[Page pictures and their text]
####
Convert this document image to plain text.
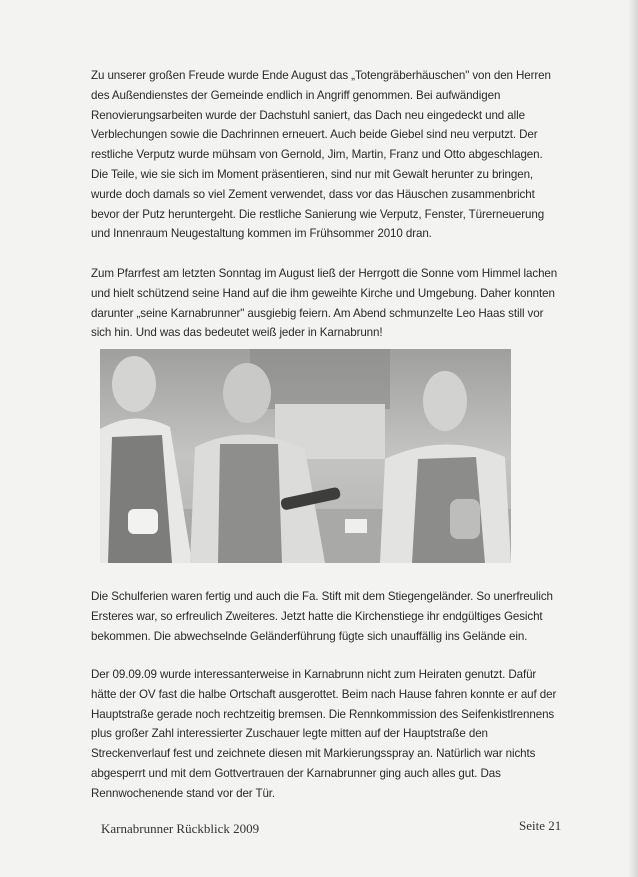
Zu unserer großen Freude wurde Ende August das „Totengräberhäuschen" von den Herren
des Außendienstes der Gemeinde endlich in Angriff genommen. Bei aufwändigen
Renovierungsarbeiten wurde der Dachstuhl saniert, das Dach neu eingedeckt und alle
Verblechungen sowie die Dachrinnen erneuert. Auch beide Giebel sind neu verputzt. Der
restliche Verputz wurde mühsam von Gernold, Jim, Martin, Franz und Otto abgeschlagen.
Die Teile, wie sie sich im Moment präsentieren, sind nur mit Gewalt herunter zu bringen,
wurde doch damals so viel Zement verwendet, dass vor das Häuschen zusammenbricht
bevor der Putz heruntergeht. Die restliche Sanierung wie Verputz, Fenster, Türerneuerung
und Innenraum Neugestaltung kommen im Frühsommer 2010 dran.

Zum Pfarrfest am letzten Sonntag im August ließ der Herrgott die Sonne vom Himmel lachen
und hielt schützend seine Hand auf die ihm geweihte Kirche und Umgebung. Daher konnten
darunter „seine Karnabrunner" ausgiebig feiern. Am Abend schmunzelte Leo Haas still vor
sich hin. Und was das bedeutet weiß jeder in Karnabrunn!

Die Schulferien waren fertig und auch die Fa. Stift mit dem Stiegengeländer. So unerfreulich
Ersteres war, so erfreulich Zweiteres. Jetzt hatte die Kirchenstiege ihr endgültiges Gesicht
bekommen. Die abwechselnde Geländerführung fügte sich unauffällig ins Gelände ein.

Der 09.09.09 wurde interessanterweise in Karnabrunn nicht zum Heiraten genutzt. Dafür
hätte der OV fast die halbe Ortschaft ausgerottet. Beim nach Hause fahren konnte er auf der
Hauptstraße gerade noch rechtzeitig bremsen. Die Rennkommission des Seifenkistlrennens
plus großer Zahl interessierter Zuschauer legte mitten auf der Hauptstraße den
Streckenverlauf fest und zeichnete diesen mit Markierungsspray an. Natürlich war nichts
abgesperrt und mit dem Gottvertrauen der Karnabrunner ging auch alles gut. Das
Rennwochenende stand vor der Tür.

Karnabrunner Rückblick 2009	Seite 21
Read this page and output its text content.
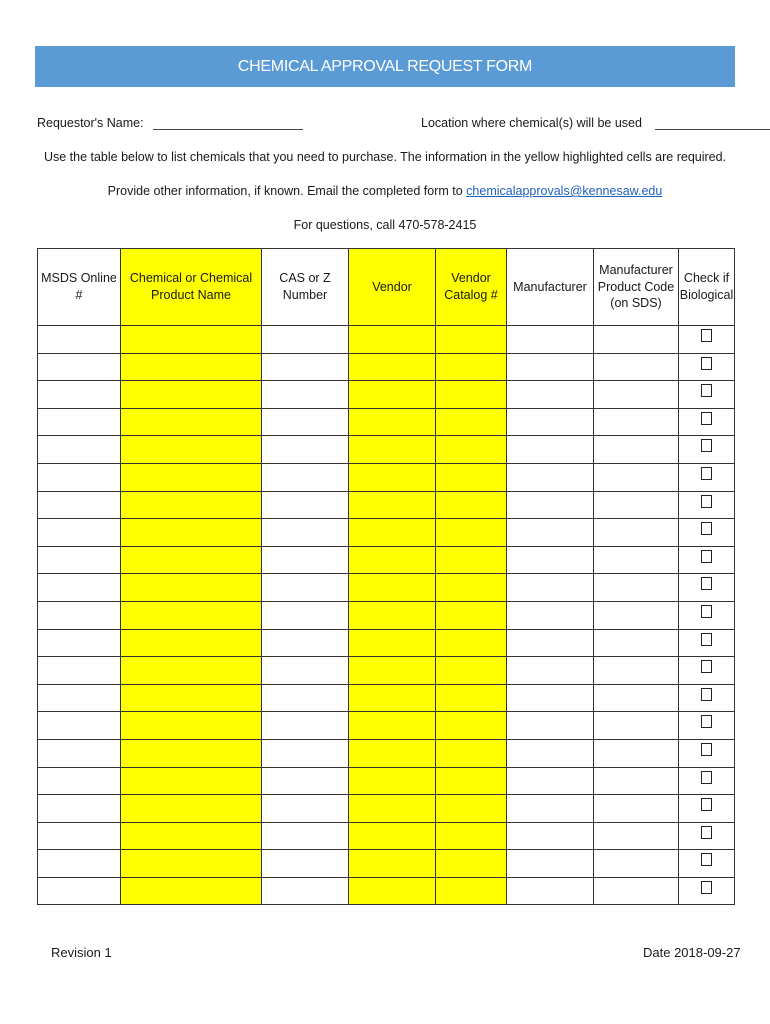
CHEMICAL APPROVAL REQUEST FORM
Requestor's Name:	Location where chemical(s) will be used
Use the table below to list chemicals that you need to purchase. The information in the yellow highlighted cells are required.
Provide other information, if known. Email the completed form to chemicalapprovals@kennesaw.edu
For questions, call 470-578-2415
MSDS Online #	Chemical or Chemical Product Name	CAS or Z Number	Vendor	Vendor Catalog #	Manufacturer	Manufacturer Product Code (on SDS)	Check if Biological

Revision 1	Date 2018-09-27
####
WHAT YOU NEED TO DO: Please output all of the entries above exactly, but without any picture.

OUTPUT FOR THIS EXERCISE:
Convert this document image to plain text.
Zu unserer großen Freude wurde Ende August das „Totengräberhäuschen" von den Herren
des Außendienstes der Gemeinde endlich in Angriff genommen. Bei aufwändigen
Renovierungsarbeiten wurde der Dachstuhl saniert, das Dach neu eingedeckt und alle
Verblechungen sowie die Dachrinnen erneuert. Auch beide Giebel sind neu verputzt. Der
restliche Verputz wurde mühsam von Gernold, Jim, Martin, Franz und Otto abgeschlagen.
Die Teile, wie sie sich im Moment präsentieren, sind nur mit Gewalt herunter zu bringen,
wurde doch damals so viel Zement verwendet, dass vor das Häuschen zusammenbricht
bevor der Putz heruntergeht. Die restliche Sanierung wie Verputz, Fenster, Türerneuerung
und Innenraum Neugestaltung kommen im Frühsommer 2010 dran.

Zum Pfarrfest am letzten Sonntag im August ließ der Herrgott die Sonne vom Himmel lachen
und hielt schützend seine Hand auf die ihm geweihte Kirche und Umgebung. Daher konnten
darunter „seine Karnabrunner" ausgiebig feiern. Am Abend schmunzelte Leo Haas still vor
sich hin. Und was das bedeutet weiß jeder in Karnabrunn!

Die Schulferien waren fertig und auch die Fa. Stift mit dem Stiegengeländer. So unerfreulich
Ersteres war, so erfreulich Zweiteres. Jetzt hatte die Kirchenstiege ihr endgültiges Gesicht
bekommen. Die abwechselnde Geländerführung fügte sich unauffällig ins Gelände ein.

Der 09.09.09 wurde interessanterweise in Karnabrunn nicht zum Heiraten genutzt. Dafür
hätte der OV fast die halbe Ortschaft ausgerottet. Beim nach Hause fahren konnte er auf der
Hauptstraße gerade noch rechtzeitig bremsen. Die Rennkommission des Seifenkistlrennens
plus großer Zahl interessierter Zuschauer legte mitten auf der Hauptstraße den
Streckenverlauf fest und zeichnete diesen mit Markierungsspray an. Natürlich war nichts
abgesperrt und mit dem Gottvertrauen der Karnabrunner ging auch alles gut. Das
Rennwochenende stand vor der Tür.

Karnabrunner Rückblick 2009	Seite 21
Read this page and output its text content.
CHEMICAL APPROVAL REQUEST FORM
Requestor's Name:	Location where chemical(s) will be used
Use the table below to list chemicals that you need to purchase. The information in the yellow highlighted cells are required.
Provide other information, if known. Email the completed form to chemicalapprovals@kennesaw.edu
For questions, call 470-578-2415
MSDS Online #	Chemical or Chemical Product Name	CAS or Z Number	Vendor	Vendor Catalog #	Manufacturer	Manufacturer Product Code (on SDS)	Check if Biological

Revision 1	Date 2018-09-27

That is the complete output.